→ **WORK TO COMPLETE**
Locate the string "Mean" in the listing below. Copy every line where it is found.

-- START INPUT RECORDS --

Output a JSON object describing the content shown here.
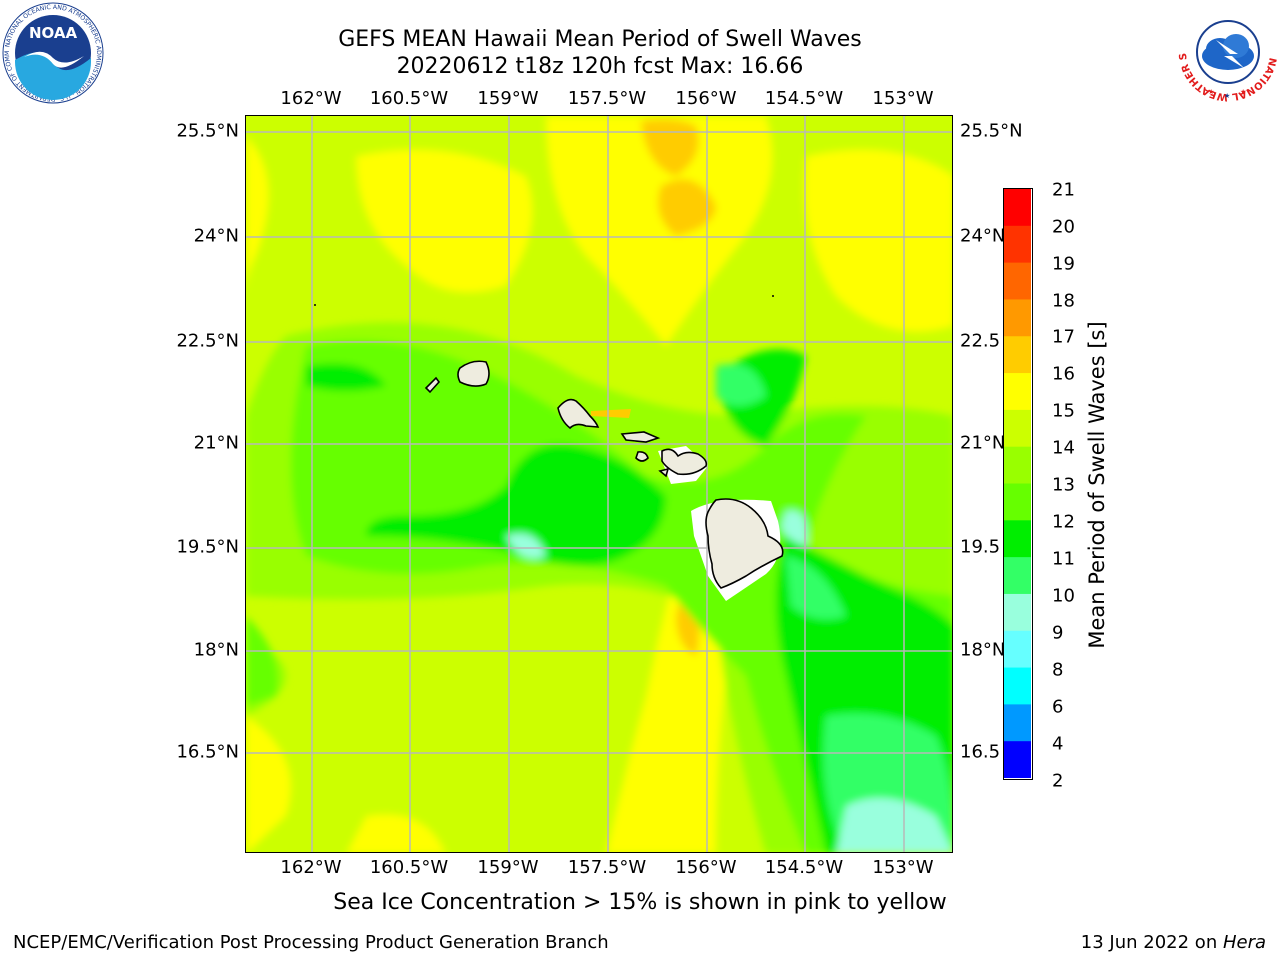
{
  "header": {
    "title_line1": "GEFS MEAN Hawaii Mean Period of Swell Waves",
    "title_line2": "20220612 t18z 120h fcst   Max: 16.66"
  },
  "map": {
    "lon_ticks": [
      "162°W",
      "160.5°W",
      "159°W",
      "157.5°W",
      "156°W",
      "154.5°W",
      "153°W"
    ],
    "lat_ticks": [
      "25.5°N",
      "24°N",
      "22.5°N",
      "21°N",
      "19.5°N",
      "18°N",
      "16.5°N"
    ],
    "right_lat_ticks": [
      "25.5°N",
      "24°N",
      "22.5",
      "21°N",
      "19.5",
      "18°N",
      "16.5"
    ],
    "land_color": "#eeecdf",
    "grid_color": "#b8b8b8"
  },
  "colorbar": {
    "title": "Mean Period of Swell Waves [s]",
    "labels": [
      "21",
      "20",
      "19",
      "18",
      "17",
      "16",
      "15",
      "14",
      "13",
      "12",
      "11",
      "10",
      "9",
      "8",
      "6",
      "4",
      "2"
    ],
    "colors": [
      "#ff0000",
      "#ff3300",
      "#ff6600",
      "#ff9900",
      "#ffcc00",
      "#ffff00",
      "#ccff00",
      "#99ff00",
      "#66ff00",
      "#00ee00",
      "#33ff66",
      "#99ffdd",
      "#66ffff",
      "#00ffff",
      "#0099ff",
      "#0000ff"
    ]
  },
  "footer": {
    "note": "Sea Ice Concentration > 15% is shown in pink to yellow",
    "credit": "NCEP/EMC/Verification Post Processing Product Generation Branch",
    "date": "13 Jun 2022 on ",
    "machine": "Hera"
  },
  "logos": {
    "noaa_text": "NOAA",
    "noaa_ring": "NATIONAL OCEANIC AND ATMOSPHERIC ADMINISTRATION · U.S. DEPARTMENT OF COMMERCE",
    "nws_ring": "NATIONAL WEATHER SERVICE"
  }
}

-- END INPUT RECORDS --

→ **FULL OUTPUT**
    "title_line1": "GEFS MEAN Hawaii Mean Period of Swell Waves",
    "title": "Mean Period of Swell Waves [s]",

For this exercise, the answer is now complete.